* Aim of the exercise:
Report only the number of lines in this material that include "Warns".

[Stored items]

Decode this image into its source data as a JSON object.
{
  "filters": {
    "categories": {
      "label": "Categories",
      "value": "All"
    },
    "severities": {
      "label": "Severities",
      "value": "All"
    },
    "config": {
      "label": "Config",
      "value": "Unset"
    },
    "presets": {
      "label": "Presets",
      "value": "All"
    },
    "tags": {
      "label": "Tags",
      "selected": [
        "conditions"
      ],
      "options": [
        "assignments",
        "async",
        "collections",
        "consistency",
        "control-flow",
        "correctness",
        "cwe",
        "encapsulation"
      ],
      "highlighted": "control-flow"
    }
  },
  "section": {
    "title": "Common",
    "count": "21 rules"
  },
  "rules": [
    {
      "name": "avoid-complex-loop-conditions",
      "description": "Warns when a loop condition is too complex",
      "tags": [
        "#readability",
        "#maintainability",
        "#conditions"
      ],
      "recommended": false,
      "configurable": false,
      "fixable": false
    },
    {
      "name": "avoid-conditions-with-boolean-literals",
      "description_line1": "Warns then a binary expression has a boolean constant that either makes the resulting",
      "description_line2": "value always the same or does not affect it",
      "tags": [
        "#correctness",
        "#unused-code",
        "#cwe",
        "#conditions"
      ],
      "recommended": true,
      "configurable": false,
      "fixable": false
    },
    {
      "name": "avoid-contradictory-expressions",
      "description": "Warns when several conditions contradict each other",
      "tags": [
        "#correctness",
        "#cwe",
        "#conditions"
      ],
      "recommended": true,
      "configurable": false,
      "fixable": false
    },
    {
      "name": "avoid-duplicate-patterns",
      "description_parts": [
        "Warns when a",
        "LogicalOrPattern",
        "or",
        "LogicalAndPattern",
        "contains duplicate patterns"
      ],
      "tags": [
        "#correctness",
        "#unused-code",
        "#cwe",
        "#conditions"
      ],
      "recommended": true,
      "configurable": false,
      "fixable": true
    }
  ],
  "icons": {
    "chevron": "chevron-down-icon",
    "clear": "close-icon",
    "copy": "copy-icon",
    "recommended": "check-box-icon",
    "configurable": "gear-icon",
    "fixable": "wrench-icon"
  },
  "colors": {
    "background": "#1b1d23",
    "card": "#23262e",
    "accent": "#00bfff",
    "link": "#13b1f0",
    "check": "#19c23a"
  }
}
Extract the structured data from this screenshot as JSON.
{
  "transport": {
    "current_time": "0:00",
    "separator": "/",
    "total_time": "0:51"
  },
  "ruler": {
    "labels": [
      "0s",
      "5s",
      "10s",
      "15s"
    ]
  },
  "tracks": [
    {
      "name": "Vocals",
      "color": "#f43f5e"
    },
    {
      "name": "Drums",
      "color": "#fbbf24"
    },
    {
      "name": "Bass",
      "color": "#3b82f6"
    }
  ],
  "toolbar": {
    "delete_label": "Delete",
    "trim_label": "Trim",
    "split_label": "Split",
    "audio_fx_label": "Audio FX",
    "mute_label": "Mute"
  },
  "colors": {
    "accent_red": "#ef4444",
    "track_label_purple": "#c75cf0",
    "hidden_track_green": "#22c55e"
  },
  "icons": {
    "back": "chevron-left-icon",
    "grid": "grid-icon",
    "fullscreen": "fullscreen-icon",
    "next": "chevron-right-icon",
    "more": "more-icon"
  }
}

* Output for this exercise:
4